## Requirements
Retype the data below without altering anything.

Start of Task inputs

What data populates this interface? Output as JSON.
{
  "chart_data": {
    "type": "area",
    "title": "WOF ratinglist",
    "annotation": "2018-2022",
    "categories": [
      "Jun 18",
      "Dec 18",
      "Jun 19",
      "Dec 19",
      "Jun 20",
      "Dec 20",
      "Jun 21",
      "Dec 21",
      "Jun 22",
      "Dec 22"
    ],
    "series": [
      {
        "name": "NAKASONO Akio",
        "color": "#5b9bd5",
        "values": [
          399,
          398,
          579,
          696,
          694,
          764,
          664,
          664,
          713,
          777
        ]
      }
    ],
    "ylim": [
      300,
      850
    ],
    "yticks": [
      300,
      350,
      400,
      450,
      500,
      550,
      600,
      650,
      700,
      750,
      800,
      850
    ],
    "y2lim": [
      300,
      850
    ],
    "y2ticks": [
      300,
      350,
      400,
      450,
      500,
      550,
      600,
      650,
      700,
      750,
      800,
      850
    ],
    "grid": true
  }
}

End of Task inputs

## The output
What data populates this interface? Output as JSON.
{
  "chart_data": {
    "type": "area",
    "title": "WOF ratinglist",
    "annotation": "2018-2022",
    "categories": [
      "Jun 18",
      "Dec 18",
      "Jun 19",
      "Dec 19",
      "Jun 20",
      "Dec 20",
      "Jun 21",
      "Dec 21",
      "Jun 22",
      "Dec 22"
    ],
    "series": [
      {
        "name": "NAKASONO Akio",
        "color": "#5b9bd5",
        "values": [
          399,
          398,
          579,
          696,
          694,
          764,
          664,
          664,
          713,
          777
        ]
      }
    ],
    "ylim": [
      300,
      850
    ],
    "yticks": [
      300,
      350,
      400,
      450,
      500,
      550,
      600,
      650,
      700,
      750,
      800,
      850
    ],
    "y2lim": [
      300,
      850
    ],
    "y2ticks": [
      300,
      350,
      400,
      450,
      500,
      550,
      600,
      650,
      700,
      750,
      800,
      850
    ],
    "grid": true
  }
}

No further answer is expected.